## Task description:
Find each line with the string "screenshot" and report it.

(Records excerpted from a collection)
====

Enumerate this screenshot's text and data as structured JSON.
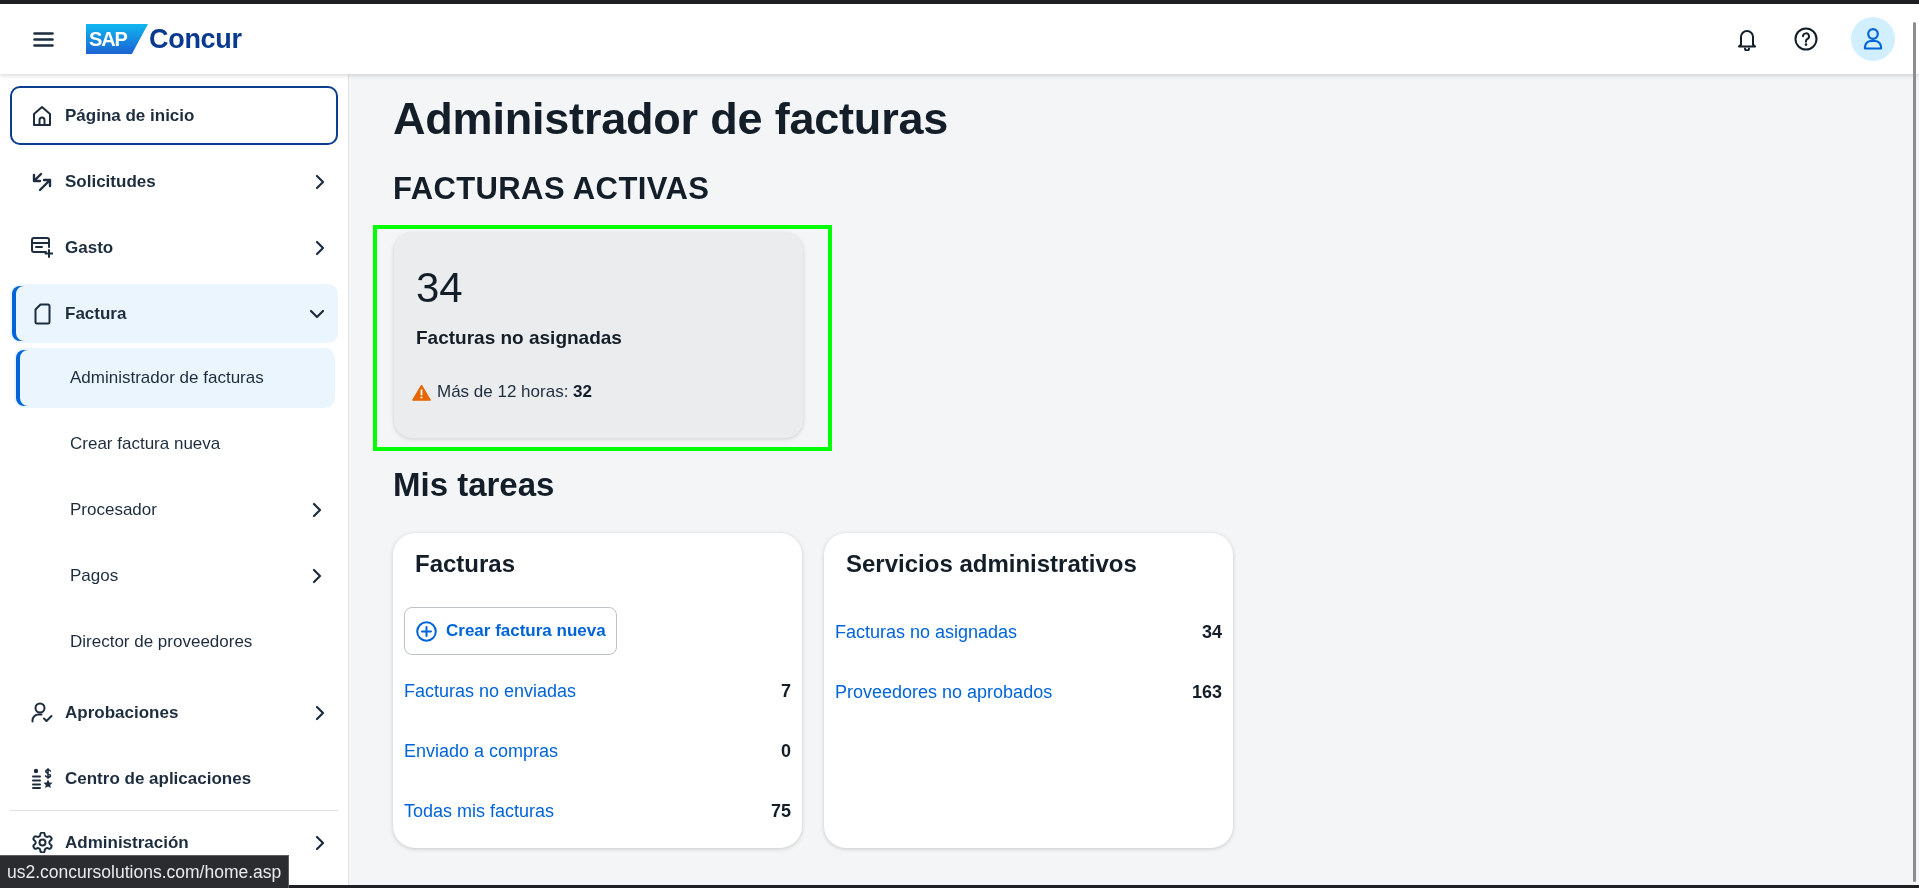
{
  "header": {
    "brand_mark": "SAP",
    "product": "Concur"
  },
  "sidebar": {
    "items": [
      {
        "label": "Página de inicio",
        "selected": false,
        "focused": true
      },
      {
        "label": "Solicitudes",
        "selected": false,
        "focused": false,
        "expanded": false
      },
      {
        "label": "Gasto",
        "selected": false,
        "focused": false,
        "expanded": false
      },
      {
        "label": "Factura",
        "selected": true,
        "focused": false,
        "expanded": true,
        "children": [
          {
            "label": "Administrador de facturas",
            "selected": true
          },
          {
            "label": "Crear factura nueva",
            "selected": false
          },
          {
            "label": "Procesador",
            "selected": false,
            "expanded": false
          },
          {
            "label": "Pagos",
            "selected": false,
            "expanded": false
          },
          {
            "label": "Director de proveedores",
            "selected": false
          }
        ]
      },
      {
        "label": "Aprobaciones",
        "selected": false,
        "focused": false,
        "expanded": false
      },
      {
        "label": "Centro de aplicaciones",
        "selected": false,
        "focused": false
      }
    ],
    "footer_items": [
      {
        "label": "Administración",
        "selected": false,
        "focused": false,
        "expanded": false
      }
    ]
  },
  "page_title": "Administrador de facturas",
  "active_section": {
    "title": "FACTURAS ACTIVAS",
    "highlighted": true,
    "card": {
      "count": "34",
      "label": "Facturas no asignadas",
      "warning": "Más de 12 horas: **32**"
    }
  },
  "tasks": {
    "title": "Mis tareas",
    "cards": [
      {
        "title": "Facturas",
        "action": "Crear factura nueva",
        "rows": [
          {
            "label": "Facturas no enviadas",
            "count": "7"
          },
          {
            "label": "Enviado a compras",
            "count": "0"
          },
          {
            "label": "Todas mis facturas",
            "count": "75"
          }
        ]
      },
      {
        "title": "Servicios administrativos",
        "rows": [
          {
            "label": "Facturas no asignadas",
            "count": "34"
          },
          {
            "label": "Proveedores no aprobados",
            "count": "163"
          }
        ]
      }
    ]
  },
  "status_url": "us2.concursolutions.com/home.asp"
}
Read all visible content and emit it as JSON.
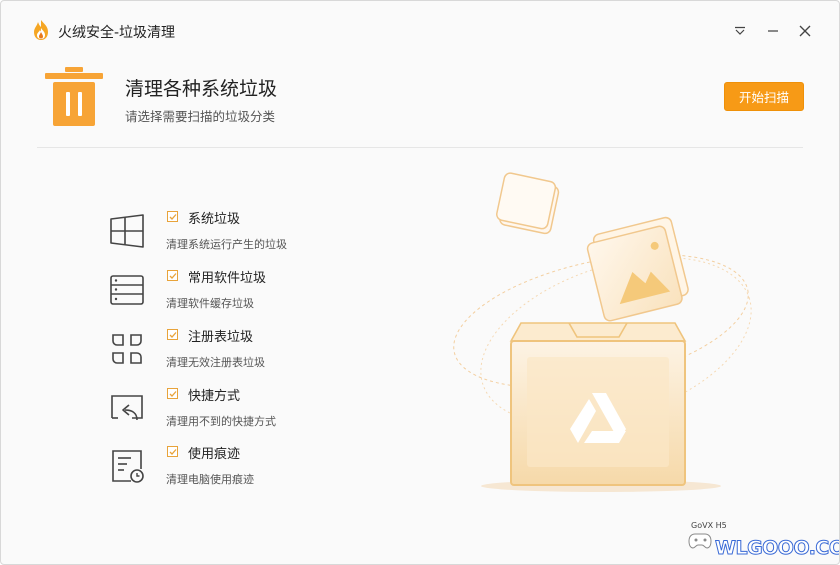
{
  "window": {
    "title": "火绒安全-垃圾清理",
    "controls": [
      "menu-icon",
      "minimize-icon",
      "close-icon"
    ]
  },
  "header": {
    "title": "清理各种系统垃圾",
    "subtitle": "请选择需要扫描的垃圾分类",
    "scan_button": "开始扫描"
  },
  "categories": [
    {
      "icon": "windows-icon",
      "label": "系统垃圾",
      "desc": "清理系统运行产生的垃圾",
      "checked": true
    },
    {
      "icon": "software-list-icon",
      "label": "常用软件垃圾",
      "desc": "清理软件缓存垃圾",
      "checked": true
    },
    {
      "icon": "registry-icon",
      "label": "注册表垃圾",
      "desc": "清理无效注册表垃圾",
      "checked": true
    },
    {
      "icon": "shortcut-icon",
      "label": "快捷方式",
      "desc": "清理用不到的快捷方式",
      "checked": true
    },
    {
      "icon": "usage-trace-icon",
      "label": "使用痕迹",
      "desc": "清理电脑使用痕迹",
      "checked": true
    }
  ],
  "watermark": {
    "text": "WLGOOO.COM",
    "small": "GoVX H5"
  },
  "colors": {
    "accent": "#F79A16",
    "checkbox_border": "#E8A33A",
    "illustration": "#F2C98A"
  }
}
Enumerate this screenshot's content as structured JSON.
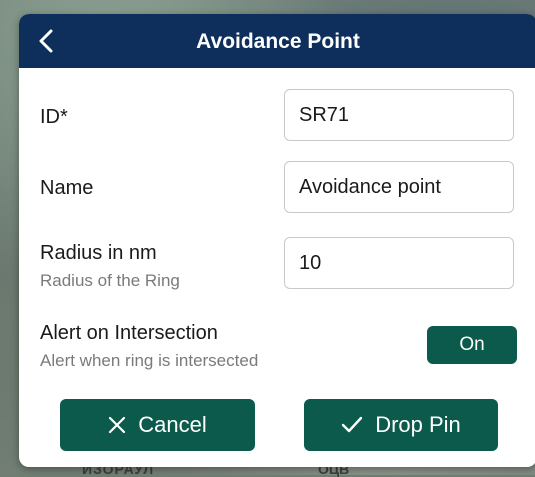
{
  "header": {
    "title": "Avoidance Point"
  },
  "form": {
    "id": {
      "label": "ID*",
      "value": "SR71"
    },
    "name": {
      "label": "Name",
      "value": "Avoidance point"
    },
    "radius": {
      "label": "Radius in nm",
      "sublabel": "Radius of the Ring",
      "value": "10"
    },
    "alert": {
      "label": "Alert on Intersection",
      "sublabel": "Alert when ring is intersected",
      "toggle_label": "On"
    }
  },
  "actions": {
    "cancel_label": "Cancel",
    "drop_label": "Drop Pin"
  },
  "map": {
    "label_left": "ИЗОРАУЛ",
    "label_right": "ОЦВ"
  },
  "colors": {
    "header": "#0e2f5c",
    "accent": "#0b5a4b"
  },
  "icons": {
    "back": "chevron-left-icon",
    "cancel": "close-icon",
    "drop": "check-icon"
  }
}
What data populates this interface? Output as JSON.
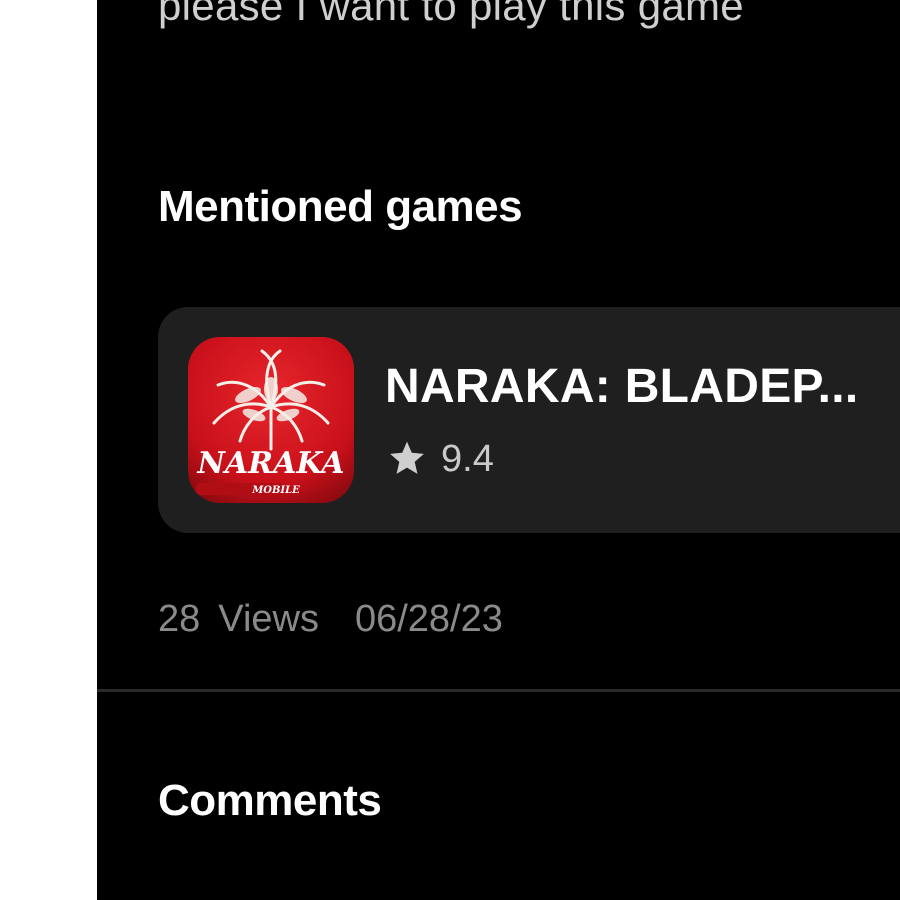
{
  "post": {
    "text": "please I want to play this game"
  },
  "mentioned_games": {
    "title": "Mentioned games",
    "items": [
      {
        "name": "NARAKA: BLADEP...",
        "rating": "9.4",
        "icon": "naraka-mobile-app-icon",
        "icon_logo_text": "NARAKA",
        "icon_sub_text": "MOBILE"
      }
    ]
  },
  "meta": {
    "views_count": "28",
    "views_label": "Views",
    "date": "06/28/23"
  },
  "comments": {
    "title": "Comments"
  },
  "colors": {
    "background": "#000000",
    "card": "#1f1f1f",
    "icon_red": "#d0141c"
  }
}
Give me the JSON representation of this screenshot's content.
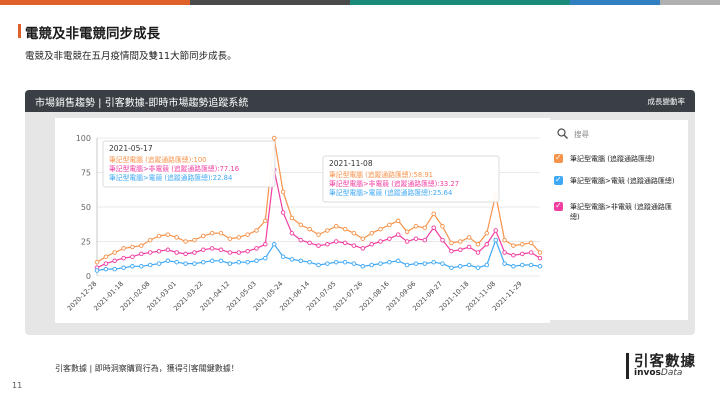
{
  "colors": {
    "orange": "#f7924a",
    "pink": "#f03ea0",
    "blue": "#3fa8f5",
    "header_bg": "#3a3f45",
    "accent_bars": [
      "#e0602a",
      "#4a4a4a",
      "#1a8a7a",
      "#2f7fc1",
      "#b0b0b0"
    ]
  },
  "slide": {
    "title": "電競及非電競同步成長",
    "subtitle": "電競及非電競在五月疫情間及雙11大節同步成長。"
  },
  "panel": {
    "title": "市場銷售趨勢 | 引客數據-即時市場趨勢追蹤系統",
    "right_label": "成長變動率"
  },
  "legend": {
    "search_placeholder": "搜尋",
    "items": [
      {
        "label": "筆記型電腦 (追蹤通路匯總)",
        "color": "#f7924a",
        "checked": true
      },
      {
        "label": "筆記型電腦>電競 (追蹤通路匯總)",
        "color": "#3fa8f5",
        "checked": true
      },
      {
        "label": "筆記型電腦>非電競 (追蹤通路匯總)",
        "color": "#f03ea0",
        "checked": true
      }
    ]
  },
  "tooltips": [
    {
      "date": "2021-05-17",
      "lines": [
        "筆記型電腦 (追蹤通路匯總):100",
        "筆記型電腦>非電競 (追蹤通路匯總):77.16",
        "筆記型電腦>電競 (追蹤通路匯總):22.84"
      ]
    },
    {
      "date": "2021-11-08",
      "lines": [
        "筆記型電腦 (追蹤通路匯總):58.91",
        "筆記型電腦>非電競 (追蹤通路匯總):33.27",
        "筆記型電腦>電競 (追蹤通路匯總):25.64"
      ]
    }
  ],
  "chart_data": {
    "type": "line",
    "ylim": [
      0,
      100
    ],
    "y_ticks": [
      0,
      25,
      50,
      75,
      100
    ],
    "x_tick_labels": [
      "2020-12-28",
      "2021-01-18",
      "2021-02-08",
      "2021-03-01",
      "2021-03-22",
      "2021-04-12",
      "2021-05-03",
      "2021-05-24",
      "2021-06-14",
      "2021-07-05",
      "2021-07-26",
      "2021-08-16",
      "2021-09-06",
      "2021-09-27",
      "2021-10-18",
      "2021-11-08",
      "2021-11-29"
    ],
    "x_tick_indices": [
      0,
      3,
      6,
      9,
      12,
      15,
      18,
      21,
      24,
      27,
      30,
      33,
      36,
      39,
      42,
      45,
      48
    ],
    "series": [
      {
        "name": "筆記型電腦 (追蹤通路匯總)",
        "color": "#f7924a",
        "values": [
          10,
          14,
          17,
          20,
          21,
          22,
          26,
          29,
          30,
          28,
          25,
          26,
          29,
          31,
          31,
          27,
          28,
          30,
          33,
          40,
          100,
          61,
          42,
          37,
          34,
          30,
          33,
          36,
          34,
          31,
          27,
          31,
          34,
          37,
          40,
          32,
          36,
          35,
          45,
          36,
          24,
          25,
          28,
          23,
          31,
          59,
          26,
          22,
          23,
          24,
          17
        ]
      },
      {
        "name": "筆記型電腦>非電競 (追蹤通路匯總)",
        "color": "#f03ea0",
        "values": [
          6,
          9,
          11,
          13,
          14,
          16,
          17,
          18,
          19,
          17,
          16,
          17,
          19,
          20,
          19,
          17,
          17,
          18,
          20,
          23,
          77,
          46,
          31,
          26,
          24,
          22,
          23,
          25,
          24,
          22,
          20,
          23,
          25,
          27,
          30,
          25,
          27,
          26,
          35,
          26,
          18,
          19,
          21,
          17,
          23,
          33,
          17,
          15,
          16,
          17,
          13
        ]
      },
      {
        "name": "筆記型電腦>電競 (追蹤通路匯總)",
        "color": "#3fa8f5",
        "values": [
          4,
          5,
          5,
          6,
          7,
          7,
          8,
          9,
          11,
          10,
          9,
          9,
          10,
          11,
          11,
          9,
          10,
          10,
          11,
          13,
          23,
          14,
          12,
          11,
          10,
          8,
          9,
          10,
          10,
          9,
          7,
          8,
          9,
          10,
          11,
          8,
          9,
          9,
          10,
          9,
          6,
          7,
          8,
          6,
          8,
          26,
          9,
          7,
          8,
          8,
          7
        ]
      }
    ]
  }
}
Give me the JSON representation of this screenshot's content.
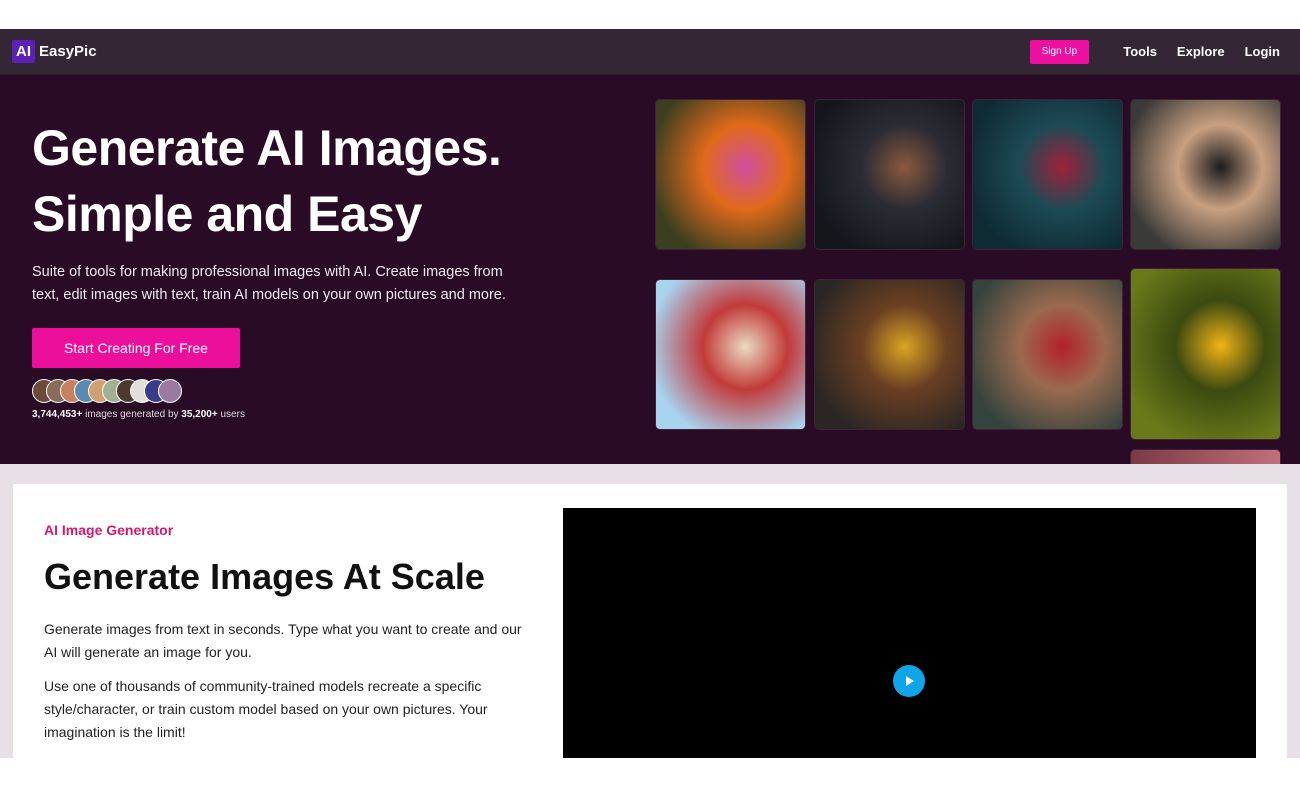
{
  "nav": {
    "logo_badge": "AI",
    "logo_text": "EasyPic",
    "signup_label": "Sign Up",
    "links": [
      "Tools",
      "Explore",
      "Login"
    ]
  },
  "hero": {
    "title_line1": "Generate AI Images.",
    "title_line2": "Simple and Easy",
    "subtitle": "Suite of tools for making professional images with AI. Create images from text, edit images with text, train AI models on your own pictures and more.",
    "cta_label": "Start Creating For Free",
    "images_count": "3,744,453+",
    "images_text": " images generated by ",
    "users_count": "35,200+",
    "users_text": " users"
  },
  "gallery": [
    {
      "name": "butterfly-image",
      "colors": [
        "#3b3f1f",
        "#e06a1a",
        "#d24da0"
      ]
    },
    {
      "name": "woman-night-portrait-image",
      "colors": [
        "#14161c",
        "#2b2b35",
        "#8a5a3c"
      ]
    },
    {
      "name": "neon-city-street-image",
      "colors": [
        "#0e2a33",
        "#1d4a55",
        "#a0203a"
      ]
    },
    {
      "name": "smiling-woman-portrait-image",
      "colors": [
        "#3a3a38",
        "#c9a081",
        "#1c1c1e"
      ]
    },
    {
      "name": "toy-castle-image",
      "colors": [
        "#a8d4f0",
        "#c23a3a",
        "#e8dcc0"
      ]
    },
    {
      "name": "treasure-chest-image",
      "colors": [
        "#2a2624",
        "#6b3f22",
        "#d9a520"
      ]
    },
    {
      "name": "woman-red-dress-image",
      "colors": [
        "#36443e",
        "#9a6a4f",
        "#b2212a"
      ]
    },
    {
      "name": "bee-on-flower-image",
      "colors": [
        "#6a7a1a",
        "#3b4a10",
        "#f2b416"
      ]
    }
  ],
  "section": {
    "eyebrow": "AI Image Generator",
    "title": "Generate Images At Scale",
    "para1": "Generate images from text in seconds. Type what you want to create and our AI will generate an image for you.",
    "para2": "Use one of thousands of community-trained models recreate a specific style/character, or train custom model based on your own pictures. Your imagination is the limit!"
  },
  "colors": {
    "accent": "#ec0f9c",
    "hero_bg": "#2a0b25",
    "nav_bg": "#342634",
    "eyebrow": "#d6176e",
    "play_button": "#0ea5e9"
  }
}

====

## Exercise response:
Enumerate this screenshot's text and data as structured JSON.
Enumerate this screenshot's content as structured JSON.
Give me the JSON representation of this screenshot's content.
Give me the JSON representation of this screenshot's content.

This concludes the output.